*What the task asks:*
Write out the complete material exactly as it stands.

☆ ☆ ☆ ☆ ☆

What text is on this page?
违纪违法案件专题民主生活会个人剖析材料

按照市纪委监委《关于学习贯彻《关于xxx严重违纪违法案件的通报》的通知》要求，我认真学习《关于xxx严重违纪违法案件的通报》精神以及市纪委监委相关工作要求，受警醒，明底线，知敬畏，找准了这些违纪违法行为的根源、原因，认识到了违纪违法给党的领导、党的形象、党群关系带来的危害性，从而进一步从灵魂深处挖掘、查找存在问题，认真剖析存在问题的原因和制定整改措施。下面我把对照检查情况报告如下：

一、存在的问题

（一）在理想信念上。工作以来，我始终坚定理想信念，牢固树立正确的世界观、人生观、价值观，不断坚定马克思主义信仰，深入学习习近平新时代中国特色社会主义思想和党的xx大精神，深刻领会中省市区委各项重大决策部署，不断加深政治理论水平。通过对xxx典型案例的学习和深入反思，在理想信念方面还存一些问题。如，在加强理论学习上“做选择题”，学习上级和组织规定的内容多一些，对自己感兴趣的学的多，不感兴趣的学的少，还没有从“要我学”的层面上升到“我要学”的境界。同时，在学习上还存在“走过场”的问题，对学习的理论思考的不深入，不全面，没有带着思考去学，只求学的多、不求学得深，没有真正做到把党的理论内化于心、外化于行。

☆ ☆ ☆ ☆ ☆

*Result for this task:*
What text is on this page?
违纪违法案件专题民主生活会个人剖析材料

按照市纪委监委《关于学习贯彻《关于xxx严重违纪违法案件的通报》的通知》要求，我认真学习《关于xxx严重违纪违法案件的通报》精神以及市纪委监委相关工作要求，受警醒，明底线，知敬畏，找准了这些违纪违法行为的根源、原因，认识到了违纪违法给党的领导、党的形象、党群关系带来的危害性，从而进一步从灵魂深处挖掘、查找存在问题，认真剖析存在问题的原因和制定整改措施。下面我把对照检查情况报告如下：

一、存在的问题

（一）在理想信念上。工作以来，我始终坚定理想信念，牢固树立正确的世界观、人生观、价值观，不断坚定马克思主义信仰，深入学习习近平新时代中国特色社会主义思想和党的xx大精神，深刻领会中省市区委各项重大决策部署，不断加深政治理论水平。通过对xxx典型案例的学习和深入反思，在理想信念方面还存一些问题。如，在加强理论学习上“做选择题”，学习上级和组织规定的内容多一些，对自己感兴趣的学的多，不感兴趣的学的少，还没有从“要我学”的层面上升到“我要学”的境界。同时，在学习上还存在“走过场”的问题，对学习的理论思考的不深入，不全面，没有带着思考去学，只求学的多、不求学得深，没有真正做到把党的理论内化于心、外化于行。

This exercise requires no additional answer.